- Exercise aim -
In the data below, find each line containing the string "PRODUCTIVITY" and return it.

- Exercise materials -
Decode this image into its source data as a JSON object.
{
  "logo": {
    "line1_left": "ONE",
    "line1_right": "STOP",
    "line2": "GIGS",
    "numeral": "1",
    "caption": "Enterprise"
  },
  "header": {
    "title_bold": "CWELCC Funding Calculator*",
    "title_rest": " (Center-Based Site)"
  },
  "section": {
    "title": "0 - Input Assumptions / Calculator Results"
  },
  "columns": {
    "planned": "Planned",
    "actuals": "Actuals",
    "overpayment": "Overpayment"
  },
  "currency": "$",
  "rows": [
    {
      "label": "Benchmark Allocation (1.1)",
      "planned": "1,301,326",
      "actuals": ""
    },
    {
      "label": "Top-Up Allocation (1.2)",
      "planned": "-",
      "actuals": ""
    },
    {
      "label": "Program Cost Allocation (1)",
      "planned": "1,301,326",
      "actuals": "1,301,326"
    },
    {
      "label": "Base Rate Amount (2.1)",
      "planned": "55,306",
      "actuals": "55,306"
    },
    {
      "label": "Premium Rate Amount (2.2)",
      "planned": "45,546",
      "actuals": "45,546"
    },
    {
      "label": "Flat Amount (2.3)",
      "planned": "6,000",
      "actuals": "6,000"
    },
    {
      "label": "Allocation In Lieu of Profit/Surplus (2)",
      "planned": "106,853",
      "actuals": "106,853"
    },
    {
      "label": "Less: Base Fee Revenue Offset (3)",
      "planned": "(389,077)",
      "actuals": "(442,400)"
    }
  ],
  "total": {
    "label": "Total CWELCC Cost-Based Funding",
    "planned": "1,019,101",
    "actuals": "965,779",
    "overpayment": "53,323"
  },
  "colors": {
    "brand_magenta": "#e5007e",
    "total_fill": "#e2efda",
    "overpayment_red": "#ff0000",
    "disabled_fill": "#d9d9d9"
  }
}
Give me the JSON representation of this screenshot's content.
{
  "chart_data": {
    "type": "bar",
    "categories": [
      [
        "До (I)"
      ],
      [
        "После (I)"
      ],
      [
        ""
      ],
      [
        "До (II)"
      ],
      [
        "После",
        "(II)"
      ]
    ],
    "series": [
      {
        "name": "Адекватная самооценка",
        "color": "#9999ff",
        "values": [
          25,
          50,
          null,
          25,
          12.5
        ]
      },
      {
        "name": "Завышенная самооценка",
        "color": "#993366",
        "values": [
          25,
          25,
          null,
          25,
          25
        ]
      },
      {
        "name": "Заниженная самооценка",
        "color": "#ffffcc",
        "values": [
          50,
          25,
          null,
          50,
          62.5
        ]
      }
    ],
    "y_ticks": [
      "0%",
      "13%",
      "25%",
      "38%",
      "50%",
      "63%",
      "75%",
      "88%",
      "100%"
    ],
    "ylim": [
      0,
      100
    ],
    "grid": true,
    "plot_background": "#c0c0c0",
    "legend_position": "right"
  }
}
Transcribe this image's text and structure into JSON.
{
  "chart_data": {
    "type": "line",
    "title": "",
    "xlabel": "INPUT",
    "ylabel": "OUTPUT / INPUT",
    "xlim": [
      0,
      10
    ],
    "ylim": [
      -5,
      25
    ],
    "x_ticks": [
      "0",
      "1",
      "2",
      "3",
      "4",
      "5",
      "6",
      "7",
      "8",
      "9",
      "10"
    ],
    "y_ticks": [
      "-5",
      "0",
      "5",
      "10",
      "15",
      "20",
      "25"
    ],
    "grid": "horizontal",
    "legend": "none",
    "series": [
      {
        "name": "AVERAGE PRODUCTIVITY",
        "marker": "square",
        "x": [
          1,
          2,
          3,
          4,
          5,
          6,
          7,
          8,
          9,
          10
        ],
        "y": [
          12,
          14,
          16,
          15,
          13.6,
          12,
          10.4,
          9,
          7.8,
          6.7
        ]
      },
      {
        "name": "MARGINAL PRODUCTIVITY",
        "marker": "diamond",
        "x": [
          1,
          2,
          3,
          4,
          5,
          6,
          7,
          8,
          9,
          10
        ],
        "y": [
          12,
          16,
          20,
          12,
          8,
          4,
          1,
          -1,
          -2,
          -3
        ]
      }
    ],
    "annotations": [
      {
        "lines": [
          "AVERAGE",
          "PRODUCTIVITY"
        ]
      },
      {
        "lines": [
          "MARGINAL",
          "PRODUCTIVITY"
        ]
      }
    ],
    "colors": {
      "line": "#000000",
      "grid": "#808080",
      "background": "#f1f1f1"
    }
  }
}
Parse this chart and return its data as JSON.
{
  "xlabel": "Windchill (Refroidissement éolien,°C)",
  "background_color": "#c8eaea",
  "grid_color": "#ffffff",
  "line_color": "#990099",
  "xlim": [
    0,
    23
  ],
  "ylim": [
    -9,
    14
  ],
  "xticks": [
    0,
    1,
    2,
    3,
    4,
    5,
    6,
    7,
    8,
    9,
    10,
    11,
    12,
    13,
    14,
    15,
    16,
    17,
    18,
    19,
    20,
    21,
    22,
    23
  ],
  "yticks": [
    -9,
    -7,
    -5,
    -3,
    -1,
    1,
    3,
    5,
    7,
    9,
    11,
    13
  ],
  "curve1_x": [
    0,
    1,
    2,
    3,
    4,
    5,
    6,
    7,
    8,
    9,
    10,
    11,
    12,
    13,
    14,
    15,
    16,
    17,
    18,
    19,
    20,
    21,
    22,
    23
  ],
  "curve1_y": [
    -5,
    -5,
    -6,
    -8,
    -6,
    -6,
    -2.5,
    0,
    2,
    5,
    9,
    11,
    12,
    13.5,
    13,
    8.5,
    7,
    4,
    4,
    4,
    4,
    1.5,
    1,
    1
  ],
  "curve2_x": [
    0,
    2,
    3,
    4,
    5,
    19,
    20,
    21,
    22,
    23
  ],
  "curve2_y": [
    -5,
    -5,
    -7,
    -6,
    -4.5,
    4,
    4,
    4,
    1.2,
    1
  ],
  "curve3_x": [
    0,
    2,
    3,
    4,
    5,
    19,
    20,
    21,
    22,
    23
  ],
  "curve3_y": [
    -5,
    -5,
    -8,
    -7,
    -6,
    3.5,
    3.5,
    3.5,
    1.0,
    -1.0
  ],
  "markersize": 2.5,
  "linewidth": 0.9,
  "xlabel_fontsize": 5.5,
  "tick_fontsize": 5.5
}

- The response -
        "name": "AVERAGE PRODUCTIVITY",
        "name": "MARGINAL PRODUCTIVITY",
          "PRODUCTIVITY"
          "PRODUCTIVITY"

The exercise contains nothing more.